STATED EXERCISE - Identify and copy all lines of the material where the string "http" is found.

RECORD EXTRACTS -

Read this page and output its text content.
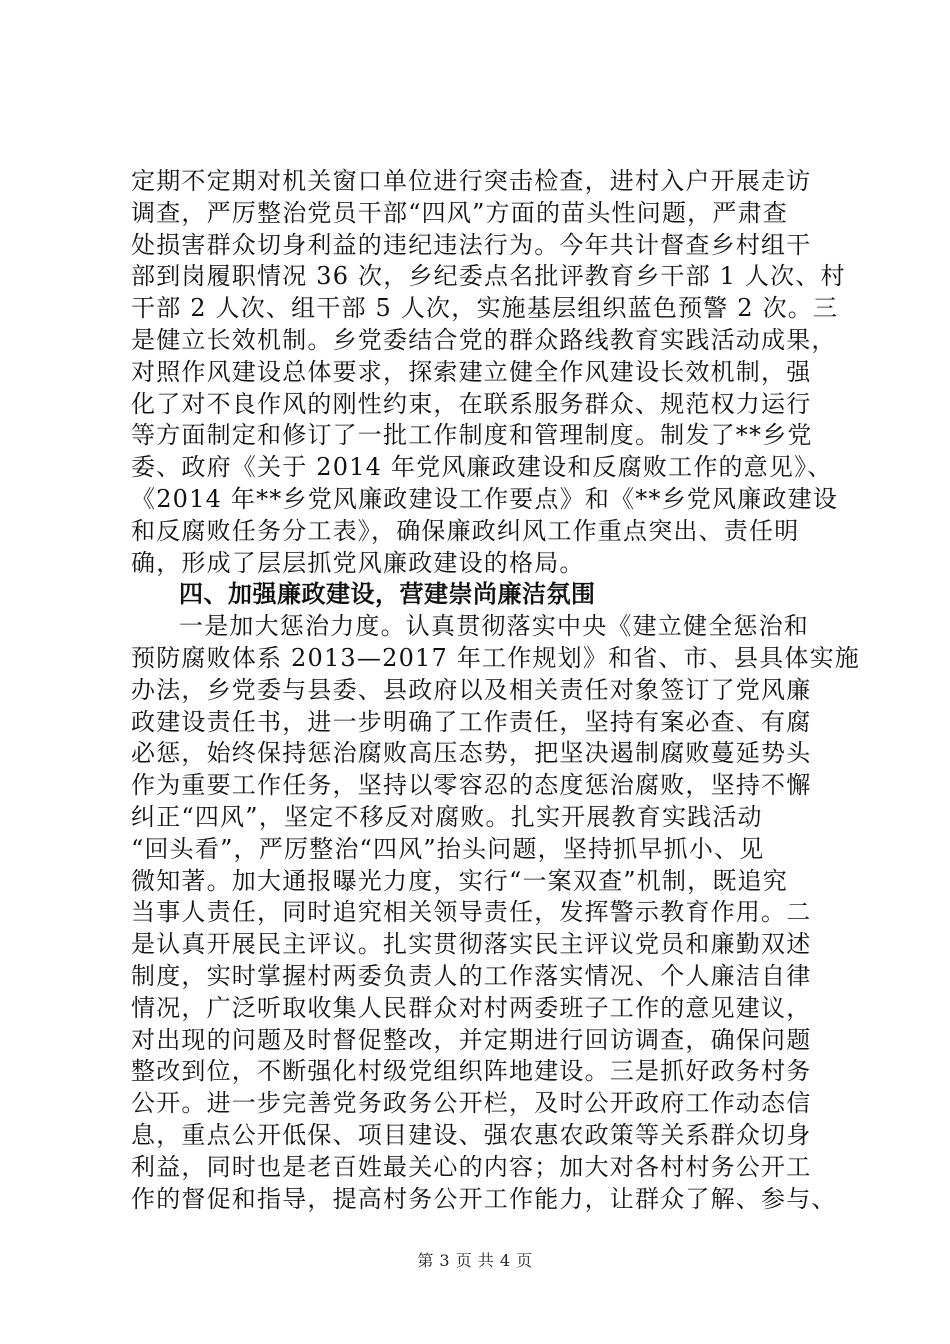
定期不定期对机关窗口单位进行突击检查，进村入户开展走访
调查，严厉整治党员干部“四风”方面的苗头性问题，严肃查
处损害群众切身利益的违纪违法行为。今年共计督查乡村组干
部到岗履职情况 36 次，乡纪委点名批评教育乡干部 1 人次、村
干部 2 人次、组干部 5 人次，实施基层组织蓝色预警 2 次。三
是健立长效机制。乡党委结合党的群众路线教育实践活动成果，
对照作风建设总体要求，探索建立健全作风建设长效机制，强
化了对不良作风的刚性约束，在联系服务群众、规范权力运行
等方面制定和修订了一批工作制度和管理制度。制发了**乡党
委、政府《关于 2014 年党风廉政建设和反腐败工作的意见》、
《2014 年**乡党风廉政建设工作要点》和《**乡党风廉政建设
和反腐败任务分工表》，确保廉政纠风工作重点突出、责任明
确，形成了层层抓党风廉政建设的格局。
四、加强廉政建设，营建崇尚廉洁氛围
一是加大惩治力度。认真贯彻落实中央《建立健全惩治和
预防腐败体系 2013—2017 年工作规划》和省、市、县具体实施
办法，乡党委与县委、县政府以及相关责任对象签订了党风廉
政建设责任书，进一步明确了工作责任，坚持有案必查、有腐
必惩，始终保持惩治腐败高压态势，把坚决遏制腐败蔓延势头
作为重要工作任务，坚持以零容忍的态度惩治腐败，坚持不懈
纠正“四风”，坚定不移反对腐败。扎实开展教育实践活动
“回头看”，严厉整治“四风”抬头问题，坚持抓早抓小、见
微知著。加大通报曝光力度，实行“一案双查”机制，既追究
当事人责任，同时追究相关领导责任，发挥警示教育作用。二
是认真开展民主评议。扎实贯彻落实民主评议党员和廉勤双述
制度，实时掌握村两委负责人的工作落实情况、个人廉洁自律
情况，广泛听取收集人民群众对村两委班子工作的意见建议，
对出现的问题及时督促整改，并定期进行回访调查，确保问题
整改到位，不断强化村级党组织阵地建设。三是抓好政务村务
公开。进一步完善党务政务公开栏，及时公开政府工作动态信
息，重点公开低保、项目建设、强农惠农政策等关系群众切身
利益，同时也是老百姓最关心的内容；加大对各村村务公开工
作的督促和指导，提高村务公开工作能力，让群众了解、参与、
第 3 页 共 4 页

* * *

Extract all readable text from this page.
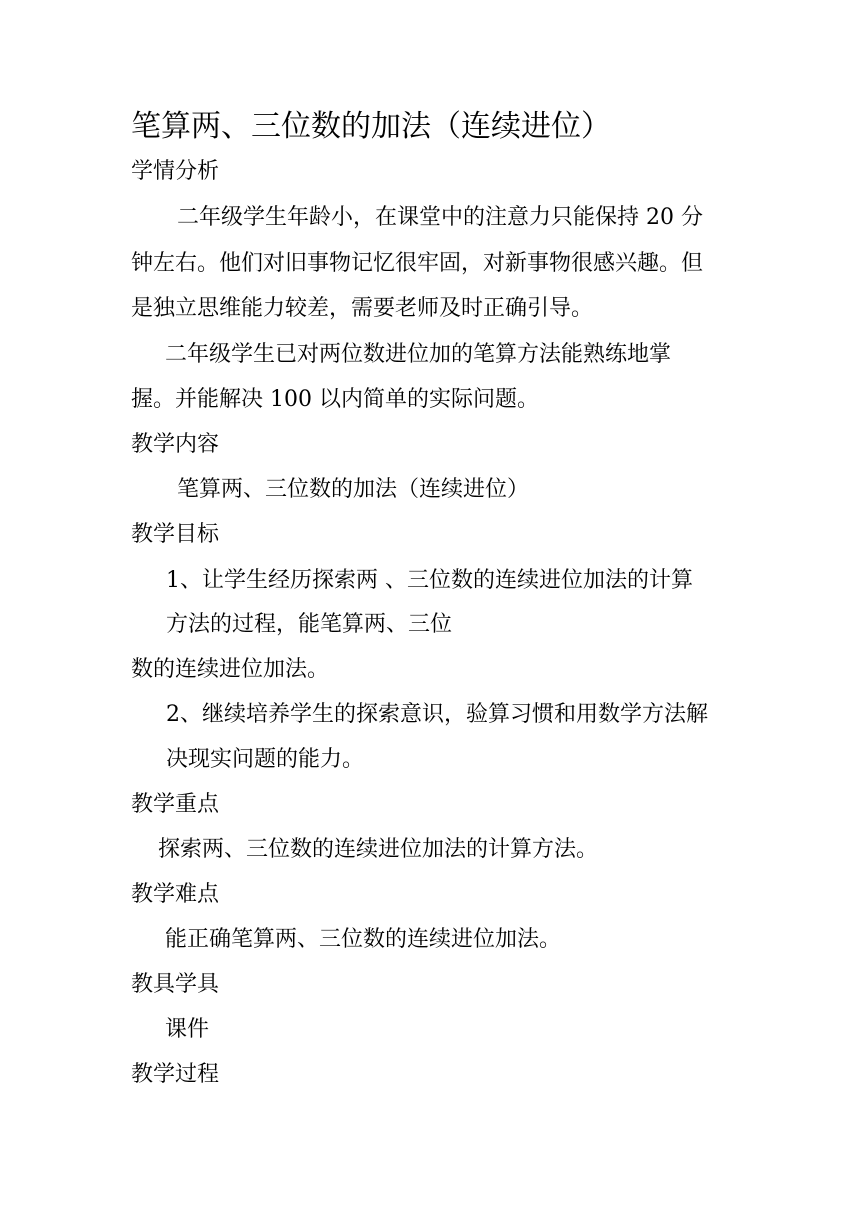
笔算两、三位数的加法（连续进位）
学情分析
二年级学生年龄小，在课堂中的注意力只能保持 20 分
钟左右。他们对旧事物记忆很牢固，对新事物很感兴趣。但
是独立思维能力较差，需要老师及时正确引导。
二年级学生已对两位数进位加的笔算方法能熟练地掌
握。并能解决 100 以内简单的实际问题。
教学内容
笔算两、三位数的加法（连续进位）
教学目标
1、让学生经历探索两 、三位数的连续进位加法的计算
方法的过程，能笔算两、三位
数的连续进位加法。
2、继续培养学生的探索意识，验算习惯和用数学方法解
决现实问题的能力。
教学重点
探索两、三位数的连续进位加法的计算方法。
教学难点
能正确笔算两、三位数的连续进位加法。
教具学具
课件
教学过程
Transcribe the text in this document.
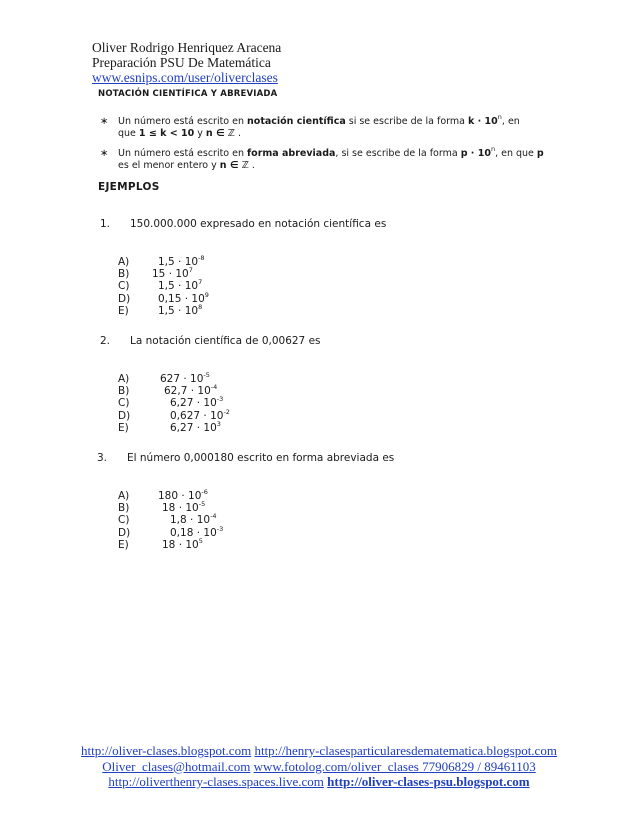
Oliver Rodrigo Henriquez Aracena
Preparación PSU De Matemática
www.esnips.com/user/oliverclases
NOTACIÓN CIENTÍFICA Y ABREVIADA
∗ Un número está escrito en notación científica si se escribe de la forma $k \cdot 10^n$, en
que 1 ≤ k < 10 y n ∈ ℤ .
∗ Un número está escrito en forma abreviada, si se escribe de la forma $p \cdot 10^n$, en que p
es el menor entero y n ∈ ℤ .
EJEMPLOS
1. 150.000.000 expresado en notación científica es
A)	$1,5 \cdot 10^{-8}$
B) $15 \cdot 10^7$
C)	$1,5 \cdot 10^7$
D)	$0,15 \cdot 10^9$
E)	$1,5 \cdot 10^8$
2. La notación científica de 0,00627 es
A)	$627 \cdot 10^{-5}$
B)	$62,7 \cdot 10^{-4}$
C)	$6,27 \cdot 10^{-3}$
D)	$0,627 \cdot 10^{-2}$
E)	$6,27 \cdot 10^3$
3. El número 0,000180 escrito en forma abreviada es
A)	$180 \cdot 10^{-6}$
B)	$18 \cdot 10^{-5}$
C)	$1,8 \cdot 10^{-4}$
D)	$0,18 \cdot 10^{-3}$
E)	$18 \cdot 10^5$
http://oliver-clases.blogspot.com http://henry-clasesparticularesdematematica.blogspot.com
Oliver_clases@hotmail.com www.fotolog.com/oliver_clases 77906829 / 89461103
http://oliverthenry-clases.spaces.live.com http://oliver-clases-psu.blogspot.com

FINAL ANSWER -
http://oliver-clases.blogspot.com http://henry-clasesparticularesdematematica.blogspot.com
http://oliverthenry-clases.spaces.live.com http://oliver-clases-psu.blogspot.com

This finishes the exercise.